— start of SUPPLIED DATA —

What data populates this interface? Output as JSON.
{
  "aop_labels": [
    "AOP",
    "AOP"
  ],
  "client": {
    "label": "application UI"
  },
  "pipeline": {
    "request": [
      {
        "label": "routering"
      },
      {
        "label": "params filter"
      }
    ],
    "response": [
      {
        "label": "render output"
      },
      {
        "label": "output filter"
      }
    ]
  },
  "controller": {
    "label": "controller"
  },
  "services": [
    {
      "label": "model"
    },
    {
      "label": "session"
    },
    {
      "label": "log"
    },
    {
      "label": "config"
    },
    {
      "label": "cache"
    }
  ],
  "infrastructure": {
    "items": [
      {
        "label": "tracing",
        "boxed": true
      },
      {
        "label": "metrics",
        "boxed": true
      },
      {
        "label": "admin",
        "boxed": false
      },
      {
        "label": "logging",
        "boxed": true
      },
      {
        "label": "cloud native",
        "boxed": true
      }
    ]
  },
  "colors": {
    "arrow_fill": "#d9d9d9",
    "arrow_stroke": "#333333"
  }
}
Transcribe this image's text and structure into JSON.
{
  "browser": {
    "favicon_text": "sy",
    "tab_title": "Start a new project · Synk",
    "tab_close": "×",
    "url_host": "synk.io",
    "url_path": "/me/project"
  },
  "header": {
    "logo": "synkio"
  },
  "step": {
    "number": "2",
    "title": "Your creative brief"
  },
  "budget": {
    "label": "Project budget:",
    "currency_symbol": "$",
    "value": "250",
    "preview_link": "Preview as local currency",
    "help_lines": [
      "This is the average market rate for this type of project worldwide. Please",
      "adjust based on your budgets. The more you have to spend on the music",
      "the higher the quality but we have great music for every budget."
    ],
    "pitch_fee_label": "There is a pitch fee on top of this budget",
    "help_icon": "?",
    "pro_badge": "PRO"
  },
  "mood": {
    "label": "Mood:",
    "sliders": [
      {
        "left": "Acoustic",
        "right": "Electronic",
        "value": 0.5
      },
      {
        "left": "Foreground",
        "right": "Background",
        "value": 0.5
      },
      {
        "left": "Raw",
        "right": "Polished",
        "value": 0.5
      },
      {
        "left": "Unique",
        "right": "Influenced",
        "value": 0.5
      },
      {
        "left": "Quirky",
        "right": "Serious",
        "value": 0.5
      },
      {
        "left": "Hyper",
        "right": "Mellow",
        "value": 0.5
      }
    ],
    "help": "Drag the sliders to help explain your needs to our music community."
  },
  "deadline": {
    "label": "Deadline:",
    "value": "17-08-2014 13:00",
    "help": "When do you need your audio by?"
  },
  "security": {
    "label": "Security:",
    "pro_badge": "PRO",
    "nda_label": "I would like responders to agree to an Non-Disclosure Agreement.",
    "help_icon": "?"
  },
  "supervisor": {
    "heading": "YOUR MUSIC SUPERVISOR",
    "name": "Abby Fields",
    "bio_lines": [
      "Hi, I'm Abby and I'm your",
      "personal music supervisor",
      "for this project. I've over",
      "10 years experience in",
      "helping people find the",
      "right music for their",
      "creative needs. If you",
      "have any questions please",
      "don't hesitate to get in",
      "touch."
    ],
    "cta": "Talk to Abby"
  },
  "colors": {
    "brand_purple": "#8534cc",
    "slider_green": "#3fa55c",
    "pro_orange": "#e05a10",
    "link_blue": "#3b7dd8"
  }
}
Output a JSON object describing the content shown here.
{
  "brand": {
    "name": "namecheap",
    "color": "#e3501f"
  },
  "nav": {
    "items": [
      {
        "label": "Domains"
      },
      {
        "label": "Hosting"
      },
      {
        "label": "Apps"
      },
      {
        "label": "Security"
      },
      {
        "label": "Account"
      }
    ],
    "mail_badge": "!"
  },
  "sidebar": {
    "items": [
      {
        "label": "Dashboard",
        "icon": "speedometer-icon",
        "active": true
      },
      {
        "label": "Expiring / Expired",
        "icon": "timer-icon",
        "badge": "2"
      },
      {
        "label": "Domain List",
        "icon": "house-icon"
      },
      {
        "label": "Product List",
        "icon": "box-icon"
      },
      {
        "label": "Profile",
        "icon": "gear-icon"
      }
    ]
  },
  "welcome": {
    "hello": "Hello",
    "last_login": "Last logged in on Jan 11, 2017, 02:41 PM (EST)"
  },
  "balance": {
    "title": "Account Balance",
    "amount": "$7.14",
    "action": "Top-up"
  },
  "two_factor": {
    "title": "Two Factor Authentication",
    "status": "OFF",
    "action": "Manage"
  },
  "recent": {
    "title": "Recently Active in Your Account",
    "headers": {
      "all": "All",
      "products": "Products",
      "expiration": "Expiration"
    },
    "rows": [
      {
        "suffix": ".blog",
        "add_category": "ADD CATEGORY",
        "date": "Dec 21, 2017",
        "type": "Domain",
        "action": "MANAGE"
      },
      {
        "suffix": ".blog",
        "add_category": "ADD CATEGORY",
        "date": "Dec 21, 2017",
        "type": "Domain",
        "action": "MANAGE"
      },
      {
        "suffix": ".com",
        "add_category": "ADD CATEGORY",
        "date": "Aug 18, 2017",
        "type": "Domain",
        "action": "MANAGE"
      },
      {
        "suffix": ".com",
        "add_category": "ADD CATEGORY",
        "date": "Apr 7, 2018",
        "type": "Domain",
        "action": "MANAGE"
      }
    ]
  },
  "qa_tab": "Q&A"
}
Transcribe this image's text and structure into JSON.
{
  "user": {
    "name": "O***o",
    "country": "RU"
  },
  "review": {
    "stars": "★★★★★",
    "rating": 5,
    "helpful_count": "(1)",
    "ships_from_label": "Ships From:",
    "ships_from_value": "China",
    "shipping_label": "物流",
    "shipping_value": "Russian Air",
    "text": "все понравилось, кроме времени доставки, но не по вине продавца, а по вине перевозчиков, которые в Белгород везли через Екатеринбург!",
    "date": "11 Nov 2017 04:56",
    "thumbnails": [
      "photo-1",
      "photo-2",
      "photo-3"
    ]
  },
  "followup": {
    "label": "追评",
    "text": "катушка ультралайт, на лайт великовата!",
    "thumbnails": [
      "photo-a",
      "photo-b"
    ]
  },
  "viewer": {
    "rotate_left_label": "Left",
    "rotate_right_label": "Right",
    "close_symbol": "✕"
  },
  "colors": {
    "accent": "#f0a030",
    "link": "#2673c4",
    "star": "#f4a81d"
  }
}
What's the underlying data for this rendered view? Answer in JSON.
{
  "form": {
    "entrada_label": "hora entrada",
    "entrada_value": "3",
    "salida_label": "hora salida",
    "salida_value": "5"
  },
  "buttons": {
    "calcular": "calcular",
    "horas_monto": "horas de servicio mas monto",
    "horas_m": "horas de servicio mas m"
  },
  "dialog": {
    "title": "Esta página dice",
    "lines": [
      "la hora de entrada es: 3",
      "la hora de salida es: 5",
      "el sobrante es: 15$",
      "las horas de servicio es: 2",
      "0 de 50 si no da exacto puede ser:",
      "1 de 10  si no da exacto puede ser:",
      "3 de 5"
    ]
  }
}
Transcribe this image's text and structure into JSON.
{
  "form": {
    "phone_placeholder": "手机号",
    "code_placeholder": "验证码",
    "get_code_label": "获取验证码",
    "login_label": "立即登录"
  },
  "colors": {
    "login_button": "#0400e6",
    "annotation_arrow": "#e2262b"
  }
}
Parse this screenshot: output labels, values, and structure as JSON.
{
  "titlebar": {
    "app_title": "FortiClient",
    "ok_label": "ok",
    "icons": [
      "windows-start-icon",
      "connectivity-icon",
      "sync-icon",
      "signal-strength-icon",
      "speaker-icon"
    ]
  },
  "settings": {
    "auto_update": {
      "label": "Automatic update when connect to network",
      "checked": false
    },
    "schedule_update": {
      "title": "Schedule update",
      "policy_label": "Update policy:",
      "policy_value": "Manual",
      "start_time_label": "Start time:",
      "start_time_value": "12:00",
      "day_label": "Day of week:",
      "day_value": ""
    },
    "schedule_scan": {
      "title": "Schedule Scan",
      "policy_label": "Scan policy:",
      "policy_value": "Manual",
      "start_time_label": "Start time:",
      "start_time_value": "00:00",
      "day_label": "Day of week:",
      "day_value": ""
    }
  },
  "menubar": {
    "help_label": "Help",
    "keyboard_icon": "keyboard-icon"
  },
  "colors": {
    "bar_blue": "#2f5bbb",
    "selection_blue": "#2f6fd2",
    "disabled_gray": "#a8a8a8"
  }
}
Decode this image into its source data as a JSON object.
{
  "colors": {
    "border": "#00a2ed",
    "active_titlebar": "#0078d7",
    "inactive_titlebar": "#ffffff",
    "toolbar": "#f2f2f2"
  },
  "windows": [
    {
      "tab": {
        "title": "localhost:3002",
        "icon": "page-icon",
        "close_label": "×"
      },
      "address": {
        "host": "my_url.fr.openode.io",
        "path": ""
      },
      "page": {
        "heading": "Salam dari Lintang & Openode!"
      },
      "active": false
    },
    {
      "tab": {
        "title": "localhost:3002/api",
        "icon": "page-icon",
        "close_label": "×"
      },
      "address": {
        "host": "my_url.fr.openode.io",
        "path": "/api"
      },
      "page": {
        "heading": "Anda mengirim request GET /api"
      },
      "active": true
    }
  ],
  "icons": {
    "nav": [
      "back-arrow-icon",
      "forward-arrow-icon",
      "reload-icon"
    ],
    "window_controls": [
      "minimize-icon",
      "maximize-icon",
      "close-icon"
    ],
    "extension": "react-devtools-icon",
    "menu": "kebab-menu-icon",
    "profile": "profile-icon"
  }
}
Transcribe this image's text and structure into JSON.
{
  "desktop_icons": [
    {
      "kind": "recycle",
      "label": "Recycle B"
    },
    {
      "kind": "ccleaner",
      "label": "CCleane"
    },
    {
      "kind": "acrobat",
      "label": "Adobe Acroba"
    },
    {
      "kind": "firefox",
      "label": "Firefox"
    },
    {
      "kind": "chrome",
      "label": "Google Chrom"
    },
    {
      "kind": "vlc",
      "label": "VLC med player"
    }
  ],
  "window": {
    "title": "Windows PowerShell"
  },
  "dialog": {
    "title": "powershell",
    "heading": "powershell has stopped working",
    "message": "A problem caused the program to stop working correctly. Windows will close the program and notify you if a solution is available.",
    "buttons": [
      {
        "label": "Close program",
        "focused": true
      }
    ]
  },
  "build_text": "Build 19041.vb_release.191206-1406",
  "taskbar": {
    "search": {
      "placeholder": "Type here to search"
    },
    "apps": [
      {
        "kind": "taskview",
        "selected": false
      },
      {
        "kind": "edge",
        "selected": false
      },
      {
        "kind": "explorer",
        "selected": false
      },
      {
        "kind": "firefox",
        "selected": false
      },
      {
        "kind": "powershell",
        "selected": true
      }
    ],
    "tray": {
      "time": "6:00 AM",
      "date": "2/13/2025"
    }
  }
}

— end of SUPPLIED DATA —

Every line of the listing that holds "request" should be found and copied.

» **OUTPUT**
    "request": [
        "heading": "Anda mengirim request GET /api"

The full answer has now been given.